Start Data for processing

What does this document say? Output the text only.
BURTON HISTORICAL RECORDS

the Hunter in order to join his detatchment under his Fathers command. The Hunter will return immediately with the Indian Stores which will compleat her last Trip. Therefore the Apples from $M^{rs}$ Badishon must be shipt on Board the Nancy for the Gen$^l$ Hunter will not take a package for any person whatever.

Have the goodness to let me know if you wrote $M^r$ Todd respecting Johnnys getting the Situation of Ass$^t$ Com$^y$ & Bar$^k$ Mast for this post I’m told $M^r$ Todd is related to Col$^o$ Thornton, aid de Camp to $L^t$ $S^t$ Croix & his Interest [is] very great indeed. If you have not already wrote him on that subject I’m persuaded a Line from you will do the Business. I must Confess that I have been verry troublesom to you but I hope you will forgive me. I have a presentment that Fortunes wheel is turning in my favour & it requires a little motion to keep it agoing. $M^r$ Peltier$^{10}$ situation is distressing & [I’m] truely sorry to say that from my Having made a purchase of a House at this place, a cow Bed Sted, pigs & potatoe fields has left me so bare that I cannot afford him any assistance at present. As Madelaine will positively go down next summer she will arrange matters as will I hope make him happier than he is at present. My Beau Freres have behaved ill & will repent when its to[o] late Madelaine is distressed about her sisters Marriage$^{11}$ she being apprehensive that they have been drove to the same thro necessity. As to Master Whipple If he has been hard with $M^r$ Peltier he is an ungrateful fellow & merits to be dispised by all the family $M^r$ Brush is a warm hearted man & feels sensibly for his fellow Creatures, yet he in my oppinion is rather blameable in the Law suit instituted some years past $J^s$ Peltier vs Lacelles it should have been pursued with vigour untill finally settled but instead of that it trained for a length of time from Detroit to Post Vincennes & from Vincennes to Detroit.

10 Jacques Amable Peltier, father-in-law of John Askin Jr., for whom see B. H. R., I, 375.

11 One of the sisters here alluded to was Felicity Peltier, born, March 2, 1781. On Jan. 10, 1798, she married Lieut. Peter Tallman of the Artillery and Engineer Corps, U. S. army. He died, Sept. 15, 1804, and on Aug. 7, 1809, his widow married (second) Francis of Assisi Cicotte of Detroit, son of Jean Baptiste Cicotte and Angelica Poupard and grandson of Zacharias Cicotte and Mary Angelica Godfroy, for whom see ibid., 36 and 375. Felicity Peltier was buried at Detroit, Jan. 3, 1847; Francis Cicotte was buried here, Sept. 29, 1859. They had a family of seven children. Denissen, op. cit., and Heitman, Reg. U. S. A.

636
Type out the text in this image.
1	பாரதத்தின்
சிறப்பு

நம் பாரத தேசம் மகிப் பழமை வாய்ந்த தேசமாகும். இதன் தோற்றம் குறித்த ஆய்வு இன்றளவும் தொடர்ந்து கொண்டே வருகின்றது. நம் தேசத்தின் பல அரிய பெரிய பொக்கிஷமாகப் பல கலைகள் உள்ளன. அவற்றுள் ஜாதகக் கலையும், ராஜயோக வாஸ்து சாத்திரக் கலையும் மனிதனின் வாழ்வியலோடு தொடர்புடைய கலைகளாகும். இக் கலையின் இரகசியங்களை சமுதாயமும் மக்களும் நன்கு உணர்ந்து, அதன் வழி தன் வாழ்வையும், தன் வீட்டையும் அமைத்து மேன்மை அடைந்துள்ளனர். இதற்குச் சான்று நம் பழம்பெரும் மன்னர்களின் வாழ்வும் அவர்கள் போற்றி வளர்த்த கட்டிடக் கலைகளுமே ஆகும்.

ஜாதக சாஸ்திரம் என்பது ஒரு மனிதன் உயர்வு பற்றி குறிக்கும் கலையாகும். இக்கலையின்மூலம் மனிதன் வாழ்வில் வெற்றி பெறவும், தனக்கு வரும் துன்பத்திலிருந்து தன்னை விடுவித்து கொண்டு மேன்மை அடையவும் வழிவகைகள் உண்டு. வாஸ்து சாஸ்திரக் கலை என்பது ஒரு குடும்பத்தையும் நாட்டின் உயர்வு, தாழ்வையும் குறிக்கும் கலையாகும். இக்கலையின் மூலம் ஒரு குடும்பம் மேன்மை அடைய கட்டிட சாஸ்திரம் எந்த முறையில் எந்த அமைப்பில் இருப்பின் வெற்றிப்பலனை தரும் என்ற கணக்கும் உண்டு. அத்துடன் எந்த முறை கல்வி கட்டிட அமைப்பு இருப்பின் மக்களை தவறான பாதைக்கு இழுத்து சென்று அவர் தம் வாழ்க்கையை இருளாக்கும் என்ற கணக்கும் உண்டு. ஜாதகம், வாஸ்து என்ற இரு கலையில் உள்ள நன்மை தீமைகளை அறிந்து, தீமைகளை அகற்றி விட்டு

End Data for processing

_Goal of the exercise_
Print the line containing "Type out the text in this image." and every line after it to the end of the records above, exactly as written, and nothing else.

_Expected output_
Type out the text in this image.
1	பாரதத்தின்
சிறப்பு

நம் பாரத தேசம் மகிப் பழமை வாய்ந்த தேசமாகும். இதன் தோற்றம் குறித்த ஆய்வு இன்றளவும் தொடர்ந்து கொண்டே வருகின்றது. நம் தேசத்தின் பல அரிய பெரிய பொக்கிஷமாகப் பல கலைகள் உள்ளன. அவற்றுள் ஜாதகக் கலையும், ராஜயோக வாஸ்து சாத்திரக் கலையும் மனிதனின் வாழ்வியலோடு தொடர்புடைய கலைகளாகும். இக் கலையின் இரகசியங்களை சமுதாயமும் மக்களும் நன்கு உணர்ந்து, அதன் வழி தன் வாழ்வையும், தன் வீட்டையும் அமைத்து மேன்மை அடைந்துள்ளனர். இதற்குச் சான்று நம் பழம்பெரும் மன்னர்களின் வாழ்வும் அவர்கள் போற்றி வளர்த்த கட்டிடக் கலைகளுமே ஆகும்.

ஜாதக சாஸ்திரம் என்பது ஒரு மனிதன் உயர்வு பற்றி குறிக்கும் கலையாகும். இக்கலையின்மூலம் மனிதன் வாழ்வில் வெற்றி பெறவும், தனக்கு வரும் துன்பத்திலிருந்து தன்னை விடுவித்து கொண்டு மேன்மை அடையவும் வழிவகைகள் உண்டு. வாஸ்து சாஸ்திரக் கலை என்பது ஒரு குடும்பத்தையும் நாட்டின் உயர்வு, தாழ்வையும் குறிக்கும் கலையாகும். இக்கலையின் மூலம் ஒரு குடும்பம் மேன்மை அடைய கட்டிட சாஸ்திரம் எந்த முறையில் எந்த அமைப்பில் இருப்பின் வெற்றிப்பலனை தரும் என்ற கணக்கும் உண்டு. அத்துடன் எந்த முறை கல்வி கட்டிட அமைப்பு இருப்பின் மக்களை தவறான பாதைக்கு இழுத்து சென்று அவர் தம் வாழ்க்கையை இருளாக்கும் என்ற கணக்கும் உண்டு. ஜாதகம், வாஸ்து என்ற இரு கலையில் உள்ள நன்மை தீமைகளை அறிந்து, தீமைகளை அகற்றி விட்டு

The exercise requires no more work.